Given task
Scan the records below. List lines holding "JSON".

Excerpted records
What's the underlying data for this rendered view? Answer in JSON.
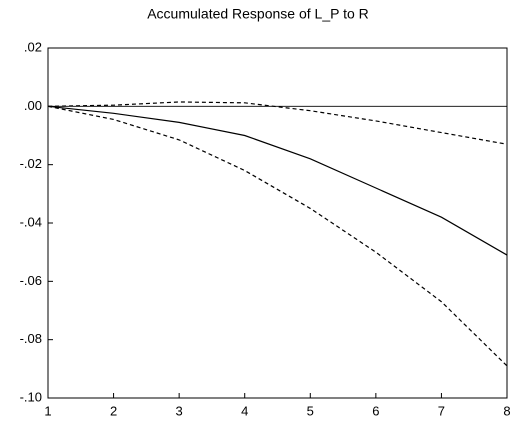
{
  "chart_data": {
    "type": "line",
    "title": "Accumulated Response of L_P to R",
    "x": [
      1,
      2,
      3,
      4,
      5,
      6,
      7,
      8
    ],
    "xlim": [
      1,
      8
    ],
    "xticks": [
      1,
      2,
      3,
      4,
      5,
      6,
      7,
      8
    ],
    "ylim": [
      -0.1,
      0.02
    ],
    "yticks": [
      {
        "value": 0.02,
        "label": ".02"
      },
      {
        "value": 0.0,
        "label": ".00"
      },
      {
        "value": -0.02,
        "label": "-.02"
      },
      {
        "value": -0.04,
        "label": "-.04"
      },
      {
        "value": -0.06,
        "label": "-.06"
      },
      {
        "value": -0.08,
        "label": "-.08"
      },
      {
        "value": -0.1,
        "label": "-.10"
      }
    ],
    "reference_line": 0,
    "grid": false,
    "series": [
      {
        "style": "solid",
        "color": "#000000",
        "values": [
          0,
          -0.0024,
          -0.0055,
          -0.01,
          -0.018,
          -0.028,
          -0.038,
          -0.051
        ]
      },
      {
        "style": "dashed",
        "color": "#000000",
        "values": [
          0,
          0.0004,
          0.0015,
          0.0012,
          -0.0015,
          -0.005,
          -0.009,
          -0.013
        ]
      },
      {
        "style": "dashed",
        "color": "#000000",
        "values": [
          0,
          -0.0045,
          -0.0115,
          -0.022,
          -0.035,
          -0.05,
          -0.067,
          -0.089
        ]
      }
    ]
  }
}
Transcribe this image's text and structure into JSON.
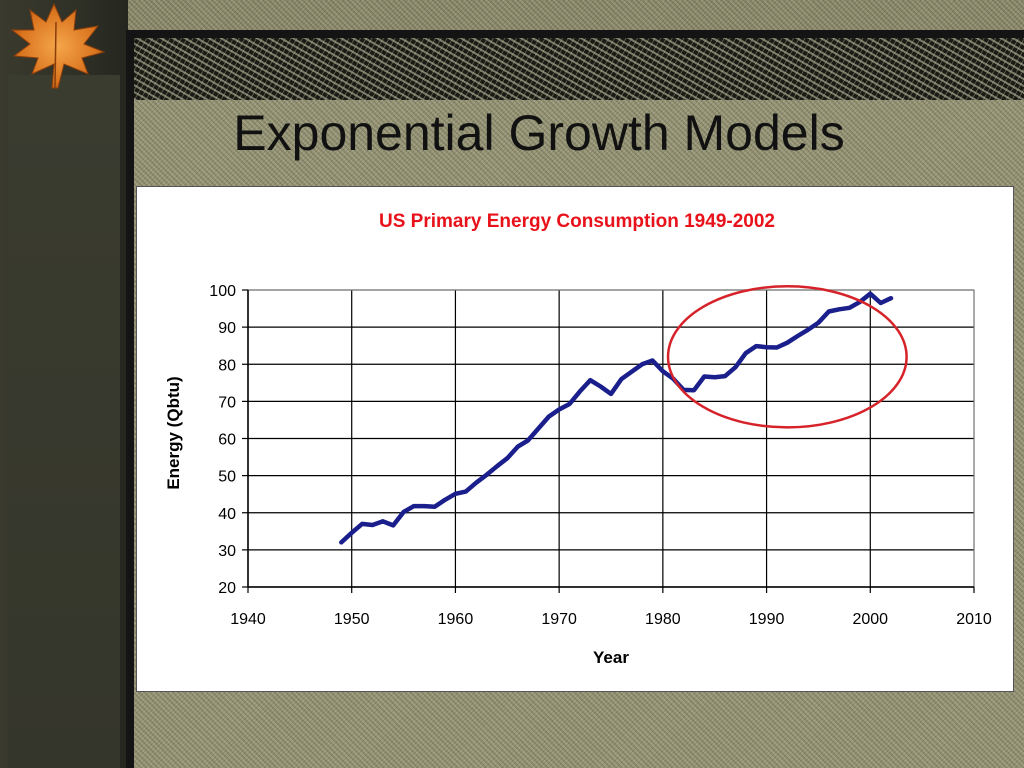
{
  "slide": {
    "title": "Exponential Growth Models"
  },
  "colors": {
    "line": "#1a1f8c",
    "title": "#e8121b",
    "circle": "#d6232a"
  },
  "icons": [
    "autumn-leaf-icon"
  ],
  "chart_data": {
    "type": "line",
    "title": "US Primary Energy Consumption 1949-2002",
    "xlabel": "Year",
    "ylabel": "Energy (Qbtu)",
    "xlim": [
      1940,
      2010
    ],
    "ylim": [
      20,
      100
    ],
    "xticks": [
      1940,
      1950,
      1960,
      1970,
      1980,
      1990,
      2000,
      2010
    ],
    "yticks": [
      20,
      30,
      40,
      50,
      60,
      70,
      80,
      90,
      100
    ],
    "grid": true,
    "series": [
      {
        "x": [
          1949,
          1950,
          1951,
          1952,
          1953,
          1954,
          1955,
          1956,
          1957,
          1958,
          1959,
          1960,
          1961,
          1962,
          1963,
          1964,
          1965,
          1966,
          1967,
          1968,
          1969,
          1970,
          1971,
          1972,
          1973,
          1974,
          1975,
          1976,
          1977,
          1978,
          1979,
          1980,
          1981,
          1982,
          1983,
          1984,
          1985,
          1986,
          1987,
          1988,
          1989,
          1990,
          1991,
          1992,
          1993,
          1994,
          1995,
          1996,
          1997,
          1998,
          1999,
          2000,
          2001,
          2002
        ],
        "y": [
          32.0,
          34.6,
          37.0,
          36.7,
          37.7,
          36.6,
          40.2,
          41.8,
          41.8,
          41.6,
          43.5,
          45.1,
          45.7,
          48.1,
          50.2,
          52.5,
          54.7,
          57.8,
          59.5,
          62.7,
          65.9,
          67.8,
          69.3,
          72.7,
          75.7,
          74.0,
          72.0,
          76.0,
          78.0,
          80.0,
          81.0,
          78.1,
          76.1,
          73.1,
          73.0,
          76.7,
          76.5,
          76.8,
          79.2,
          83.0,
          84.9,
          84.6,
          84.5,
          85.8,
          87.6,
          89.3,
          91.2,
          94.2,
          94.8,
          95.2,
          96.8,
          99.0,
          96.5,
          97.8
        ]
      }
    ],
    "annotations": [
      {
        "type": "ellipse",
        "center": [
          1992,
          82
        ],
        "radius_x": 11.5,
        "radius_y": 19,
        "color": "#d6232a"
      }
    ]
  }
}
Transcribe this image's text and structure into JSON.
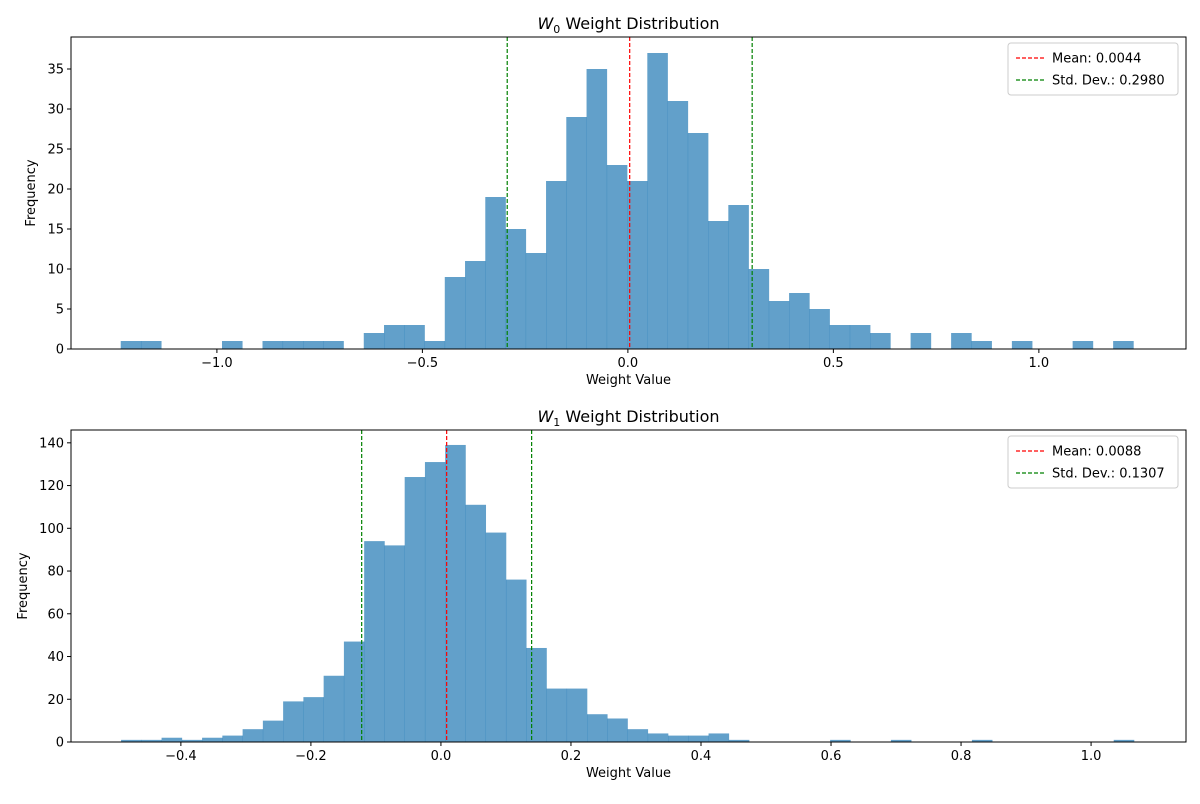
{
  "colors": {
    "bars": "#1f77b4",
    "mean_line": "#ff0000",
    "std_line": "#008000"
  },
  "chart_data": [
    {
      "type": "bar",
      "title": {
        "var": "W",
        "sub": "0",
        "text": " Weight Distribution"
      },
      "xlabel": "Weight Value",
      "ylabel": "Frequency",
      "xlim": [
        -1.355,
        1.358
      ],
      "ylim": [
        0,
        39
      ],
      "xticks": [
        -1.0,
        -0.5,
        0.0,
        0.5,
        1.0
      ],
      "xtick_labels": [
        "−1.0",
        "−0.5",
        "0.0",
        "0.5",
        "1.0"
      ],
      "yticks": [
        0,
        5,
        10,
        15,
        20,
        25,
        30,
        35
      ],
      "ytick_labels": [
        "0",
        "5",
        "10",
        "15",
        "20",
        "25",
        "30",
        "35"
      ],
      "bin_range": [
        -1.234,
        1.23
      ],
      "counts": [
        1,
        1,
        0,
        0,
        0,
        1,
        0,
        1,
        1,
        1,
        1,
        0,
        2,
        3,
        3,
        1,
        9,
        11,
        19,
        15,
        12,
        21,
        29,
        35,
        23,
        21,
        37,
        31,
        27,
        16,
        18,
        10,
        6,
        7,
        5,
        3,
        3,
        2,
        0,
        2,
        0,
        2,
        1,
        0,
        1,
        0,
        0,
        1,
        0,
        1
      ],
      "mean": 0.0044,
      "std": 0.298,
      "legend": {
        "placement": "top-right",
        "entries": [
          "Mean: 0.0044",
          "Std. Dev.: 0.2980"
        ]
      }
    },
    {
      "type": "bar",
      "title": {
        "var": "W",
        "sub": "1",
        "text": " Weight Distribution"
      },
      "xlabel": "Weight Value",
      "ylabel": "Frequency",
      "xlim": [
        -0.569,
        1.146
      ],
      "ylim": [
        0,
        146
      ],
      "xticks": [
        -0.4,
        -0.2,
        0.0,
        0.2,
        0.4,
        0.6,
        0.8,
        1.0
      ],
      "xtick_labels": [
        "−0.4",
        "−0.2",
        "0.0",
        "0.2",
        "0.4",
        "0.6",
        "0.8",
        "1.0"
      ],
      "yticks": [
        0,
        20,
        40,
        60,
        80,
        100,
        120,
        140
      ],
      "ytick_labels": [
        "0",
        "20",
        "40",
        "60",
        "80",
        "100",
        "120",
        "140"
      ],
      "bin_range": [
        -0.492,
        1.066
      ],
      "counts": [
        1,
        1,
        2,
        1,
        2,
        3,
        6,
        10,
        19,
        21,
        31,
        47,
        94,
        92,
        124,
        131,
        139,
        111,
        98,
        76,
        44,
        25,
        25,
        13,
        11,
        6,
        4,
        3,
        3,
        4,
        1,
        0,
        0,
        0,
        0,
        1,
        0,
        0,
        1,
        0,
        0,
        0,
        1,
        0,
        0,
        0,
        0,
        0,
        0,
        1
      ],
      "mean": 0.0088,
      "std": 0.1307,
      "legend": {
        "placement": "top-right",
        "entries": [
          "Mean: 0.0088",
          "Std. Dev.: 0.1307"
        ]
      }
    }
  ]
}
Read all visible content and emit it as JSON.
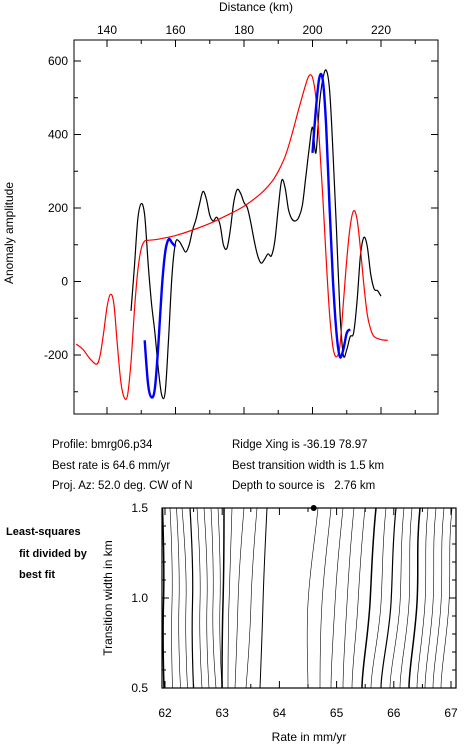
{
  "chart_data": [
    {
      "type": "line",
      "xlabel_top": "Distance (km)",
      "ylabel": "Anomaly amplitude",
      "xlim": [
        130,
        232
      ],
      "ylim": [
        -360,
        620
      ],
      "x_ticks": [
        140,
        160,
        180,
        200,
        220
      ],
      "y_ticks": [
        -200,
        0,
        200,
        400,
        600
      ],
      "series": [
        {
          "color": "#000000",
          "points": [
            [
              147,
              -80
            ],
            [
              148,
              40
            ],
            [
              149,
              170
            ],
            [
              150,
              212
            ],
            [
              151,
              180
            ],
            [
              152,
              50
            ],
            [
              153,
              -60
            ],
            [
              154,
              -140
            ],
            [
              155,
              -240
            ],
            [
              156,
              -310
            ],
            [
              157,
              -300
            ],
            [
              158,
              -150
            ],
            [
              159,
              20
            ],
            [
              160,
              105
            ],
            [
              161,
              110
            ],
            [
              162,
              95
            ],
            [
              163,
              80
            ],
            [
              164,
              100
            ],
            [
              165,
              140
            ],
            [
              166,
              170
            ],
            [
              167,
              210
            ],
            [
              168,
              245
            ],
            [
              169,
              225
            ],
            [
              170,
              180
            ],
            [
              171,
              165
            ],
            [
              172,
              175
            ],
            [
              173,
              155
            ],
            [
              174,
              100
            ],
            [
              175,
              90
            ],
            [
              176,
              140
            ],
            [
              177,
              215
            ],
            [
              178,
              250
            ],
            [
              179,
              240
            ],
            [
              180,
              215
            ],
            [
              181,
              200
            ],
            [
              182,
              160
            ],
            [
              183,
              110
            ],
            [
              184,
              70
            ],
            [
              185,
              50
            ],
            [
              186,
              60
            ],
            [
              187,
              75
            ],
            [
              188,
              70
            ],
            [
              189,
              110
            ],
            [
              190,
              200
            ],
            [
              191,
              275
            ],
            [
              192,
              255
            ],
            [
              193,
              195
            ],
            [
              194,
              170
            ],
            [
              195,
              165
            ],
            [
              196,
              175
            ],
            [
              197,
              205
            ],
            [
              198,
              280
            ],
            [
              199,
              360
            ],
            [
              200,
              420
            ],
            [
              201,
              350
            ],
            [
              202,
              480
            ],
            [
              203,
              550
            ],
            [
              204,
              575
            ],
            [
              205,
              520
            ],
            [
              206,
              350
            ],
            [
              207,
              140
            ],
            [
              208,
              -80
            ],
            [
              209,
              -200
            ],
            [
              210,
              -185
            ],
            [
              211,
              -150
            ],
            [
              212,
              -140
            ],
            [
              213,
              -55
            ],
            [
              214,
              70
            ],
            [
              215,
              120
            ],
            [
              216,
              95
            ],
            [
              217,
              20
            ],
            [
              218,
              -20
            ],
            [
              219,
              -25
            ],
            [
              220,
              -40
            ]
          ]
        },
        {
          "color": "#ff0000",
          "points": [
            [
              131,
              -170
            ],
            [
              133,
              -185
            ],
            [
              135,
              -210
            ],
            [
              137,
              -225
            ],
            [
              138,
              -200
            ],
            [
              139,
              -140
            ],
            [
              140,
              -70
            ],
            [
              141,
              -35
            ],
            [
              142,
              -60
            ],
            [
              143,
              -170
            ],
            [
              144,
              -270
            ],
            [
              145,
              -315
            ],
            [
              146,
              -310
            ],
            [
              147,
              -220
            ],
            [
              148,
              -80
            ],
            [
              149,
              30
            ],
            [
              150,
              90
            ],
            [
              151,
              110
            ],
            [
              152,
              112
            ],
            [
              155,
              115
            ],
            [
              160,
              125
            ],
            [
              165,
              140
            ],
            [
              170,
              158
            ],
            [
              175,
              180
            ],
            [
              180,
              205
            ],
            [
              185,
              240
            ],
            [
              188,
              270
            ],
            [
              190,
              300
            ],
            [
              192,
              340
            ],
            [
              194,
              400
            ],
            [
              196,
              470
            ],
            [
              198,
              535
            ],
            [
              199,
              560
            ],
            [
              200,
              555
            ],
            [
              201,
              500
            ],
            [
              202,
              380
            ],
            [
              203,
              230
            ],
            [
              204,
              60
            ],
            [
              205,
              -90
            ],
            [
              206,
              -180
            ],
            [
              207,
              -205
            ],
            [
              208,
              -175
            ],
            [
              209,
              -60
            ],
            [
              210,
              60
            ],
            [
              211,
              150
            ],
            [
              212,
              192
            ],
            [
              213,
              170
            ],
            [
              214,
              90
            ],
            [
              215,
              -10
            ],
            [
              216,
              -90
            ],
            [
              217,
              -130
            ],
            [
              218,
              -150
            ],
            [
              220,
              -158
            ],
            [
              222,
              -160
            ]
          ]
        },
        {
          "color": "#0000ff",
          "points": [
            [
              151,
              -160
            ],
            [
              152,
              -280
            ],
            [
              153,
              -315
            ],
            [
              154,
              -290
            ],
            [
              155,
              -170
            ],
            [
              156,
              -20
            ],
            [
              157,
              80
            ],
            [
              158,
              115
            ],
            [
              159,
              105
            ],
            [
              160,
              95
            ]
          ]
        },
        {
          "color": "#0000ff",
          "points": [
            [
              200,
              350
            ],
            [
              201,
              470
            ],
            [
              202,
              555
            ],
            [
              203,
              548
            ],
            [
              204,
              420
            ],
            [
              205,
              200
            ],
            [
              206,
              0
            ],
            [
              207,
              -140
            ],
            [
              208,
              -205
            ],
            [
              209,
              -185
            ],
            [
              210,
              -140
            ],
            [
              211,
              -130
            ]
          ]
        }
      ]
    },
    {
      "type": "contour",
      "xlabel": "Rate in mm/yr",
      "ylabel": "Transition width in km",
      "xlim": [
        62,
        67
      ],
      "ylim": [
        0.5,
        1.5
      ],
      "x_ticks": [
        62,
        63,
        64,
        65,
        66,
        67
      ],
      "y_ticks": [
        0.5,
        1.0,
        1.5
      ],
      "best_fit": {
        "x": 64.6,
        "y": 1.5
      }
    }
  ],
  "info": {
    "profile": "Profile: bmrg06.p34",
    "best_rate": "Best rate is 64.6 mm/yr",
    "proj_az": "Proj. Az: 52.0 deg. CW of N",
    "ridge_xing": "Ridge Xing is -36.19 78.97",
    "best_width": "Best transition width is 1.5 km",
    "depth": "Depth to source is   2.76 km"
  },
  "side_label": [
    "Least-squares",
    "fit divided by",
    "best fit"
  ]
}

Output below
What's the underlying data for this rendered view? Answer in JSON.
Transcribe this image's text and structure into JSON.
Transcribe this image's text and structure into JSON.
Read all visible content and emit it as JSON.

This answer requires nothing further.